**Short exercise**
Provide the count of lines that hold "name" and no other output.
#####
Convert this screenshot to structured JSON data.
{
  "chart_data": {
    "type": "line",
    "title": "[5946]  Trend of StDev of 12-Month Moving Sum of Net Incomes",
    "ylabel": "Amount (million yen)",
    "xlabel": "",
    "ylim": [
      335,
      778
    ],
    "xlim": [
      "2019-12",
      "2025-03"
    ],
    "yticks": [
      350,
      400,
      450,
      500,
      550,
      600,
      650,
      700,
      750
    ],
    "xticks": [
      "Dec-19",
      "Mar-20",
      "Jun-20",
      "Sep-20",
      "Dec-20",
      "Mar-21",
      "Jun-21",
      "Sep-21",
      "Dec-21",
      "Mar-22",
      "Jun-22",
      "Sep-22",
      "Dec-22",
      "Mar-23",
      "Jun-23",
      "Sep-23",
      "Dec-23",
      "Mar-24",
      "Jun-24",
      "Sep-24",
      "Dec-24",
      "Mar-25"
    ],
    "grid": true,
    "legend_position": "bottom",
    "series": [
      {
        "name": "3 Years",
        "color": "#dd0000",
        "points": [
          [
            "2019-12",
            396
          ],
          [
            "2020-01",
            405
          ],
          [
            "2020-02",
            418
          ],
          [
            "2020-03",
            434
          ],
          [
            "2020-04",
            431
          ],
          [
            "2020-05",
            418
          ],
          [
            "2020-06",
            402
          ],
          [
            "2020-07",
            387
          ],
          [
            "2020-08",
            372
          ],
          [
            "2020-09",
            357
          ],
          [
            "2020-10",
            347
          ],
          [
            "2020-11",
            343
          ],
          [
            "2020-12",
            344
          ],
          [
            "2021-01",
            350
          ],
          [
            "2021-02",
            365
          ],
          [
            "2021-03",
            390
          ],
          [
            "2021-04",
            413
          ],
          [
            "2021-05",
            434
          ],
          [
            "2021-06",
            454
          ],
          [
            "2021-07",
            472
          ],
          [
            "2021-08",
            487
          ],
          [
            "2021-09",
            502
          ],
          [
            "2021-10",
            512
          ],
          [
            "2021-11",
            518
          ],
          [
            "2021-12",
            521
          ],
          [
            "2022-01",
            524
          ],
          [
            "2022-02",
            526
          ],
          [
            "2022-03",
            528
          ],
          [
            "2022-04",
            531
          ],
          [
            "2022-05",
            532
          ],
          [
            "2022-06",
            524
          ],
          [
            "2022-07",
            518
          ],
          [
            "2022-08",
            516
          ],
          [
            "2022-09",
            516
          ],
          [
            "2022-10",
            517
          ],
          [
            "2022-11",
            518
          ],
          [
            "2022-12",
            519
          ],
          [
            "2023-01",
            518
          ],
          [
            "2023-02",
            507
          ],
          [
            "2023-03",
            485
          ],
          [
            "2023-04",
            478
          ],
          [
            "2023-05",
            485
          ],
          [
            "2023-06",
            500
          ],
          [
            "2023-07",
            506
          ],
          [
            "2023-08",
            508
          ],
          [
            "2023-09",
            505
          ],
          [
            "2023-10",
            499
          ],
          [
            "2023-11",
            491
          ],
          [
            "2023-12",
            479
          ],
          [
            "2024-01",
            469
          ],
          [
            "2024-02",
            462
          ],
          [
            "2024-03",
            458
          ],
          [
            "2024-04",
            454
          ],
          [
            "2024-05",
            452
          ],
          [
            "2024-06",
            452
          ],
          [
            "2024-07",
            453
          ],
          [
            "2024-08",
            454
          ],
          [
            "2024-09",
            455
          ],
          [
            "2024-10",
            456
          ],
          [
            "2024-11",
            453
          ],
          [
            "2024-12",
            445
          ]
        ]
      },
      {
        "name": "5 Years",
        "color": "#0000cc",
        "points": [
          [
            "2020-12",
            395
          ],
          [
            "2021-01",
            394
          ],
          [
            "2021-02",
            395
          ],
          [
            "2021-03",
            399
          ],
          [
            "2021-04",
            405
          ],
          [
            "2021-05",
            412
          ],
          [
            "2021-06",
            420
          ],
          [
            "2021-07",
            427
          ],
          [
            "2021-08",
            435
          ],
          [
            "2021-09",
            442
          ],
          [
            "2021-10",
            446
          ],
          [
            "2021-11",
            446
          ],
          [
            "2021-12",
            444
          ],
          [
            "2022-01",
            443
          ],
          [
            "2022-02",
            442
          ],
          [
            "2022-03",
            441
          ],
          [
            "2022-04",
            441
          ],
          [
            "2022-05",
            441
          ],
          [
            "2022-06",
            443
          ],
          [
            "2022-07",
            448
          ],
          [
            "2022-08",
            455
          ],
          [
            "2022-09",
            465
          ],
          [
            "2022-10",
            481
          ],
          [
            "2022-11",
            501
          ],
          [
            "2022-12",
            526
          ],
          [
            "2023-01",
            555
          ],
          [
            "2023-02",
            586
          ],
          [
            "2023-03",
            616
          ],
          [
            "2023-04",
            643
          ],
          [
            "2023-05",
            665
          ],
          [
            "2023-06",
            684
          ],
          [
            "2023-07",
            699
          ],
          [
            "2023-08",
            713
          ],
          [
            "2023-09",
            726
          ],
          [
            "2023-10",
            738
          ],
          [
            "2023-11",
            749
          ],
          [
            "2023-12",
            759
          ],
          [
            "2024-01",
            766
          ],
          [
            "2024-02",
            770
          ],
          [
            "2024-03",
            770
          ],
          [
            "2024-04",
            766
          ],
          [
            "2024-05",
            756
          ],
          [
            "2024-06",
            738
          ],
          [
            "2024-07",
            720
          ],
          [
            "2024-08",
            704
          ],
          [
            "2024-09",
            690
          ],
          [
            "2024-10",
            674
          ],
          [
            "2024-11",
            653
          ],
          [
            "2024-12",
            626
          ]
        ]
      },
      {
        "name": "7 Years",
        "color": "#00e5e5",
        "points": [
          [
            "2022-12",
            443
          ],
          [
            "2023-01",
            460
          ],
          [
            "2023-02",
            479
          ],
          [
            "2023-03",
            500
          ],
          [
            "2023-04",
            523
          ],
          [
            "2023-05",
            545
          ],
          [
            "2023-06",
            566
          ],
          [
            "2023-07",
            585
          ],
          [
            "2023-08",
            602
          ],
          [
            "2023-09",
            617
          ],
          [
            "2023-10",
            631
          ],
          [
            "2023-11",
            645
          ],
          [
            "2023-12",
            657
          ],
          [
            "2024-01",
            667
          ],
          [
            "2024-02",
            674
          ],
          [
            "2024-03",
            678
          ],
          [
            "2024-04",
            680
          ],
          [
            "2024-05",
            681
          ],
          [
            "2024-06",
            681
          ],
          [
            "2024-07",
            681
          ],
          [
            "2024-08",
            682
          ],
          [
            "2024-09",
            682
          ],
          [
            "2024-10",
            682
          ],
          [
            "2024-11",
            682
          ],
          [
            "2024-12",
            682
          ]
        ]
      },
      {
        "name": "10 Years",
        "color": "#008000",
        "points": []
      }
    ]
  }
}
#####
**Reply to the exercise**
4